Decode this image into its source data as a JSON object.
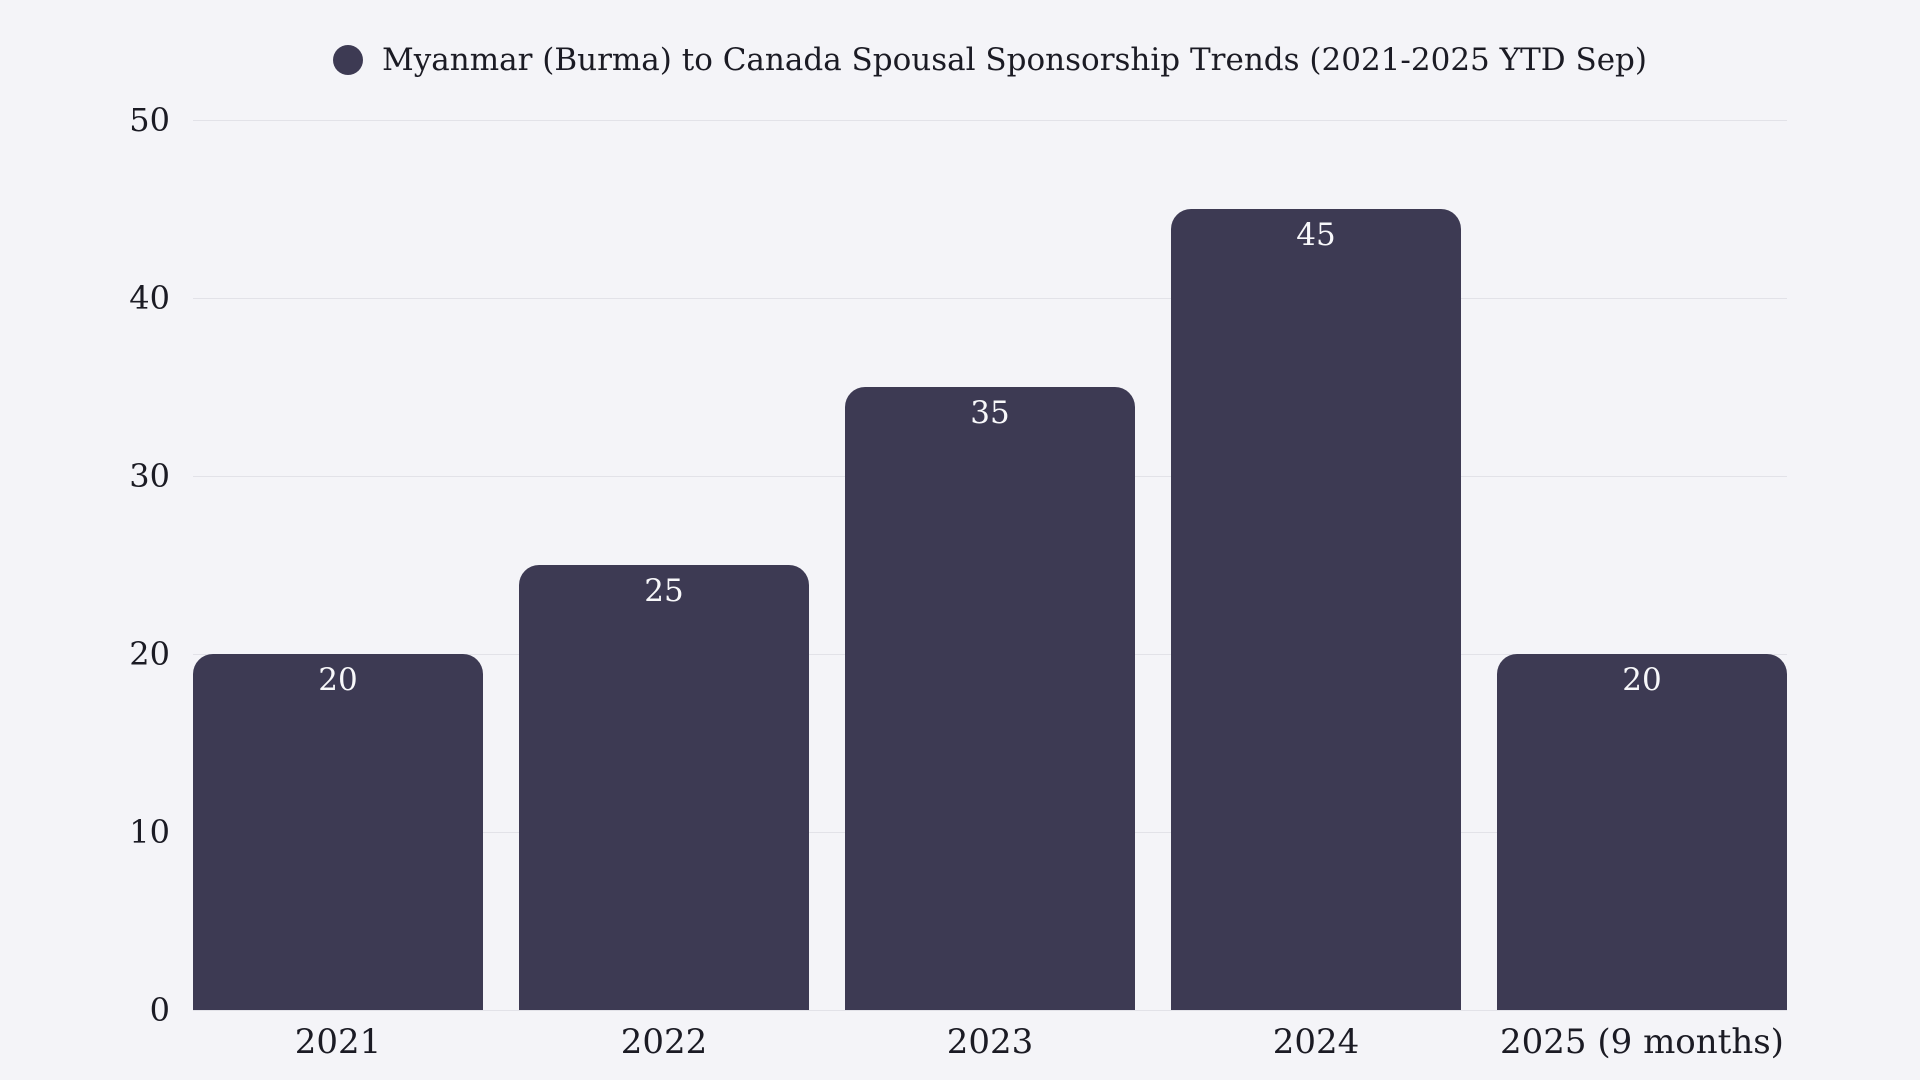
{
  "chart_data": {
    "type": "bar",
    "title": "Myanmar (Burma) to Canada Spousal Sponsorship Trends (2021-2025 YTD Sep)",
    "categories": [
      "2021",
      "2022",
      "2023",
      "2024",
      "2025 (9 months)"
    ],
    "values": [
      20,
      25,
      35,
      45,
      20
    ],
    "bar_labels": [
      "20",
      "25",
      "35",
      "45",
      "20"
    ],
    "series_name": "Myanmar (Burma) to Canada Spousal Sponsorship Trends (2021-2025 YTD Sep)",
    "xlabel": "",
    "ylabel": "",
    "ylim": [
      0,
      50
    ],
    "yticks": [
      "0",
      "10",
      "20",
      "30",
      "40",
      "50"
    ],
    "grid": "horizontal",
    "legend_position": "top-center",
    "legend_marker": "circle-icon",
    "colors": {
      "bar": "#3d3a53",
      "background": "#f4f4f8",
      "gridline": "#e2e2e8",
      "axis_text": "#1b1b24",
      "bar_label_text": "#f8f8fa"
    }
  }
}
==
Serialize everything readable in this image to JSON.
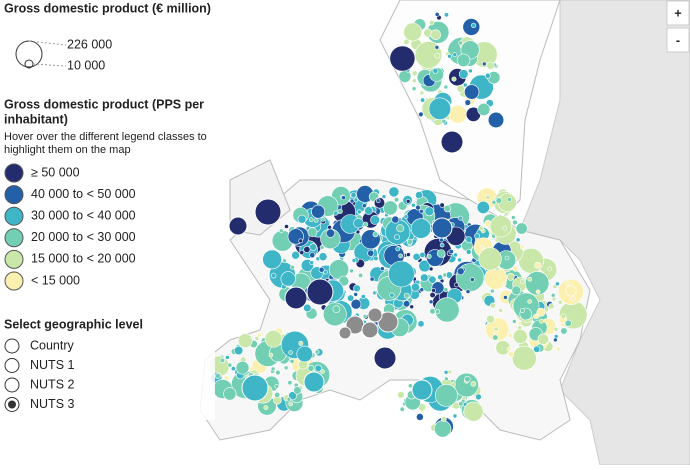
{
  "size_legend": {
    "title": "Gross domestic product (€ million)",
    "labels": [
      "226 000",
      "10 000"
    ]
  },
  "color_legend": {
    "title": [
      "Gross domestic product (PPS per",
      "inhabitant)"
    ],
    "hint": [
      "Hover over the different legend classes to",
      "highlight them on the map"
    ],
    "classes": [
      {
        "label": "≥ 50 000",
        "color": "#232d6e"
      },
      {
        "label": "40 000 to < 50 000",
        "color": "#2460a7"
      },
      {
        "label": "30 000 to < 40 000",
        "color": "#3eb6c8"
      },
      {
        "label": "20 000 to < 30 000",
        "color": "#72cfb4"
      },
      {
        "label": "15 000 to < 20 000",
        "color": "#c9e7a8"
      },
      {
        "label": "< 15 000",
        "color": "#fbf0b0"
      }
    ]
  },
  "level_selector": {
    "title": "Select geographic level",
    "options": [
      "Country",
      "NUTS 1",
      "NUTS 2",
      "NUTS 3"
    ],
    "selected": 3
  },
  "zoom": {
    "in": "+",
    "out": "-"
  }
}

• **WHAT THE TASK ASKS**: In the material above, show every line where the word "domestic" turns up.

• **OUTPUT FOR THIS EXERCISE**:
    "title": "Gross domestic product (€ million)",
      "Gross domestic product (PPS per",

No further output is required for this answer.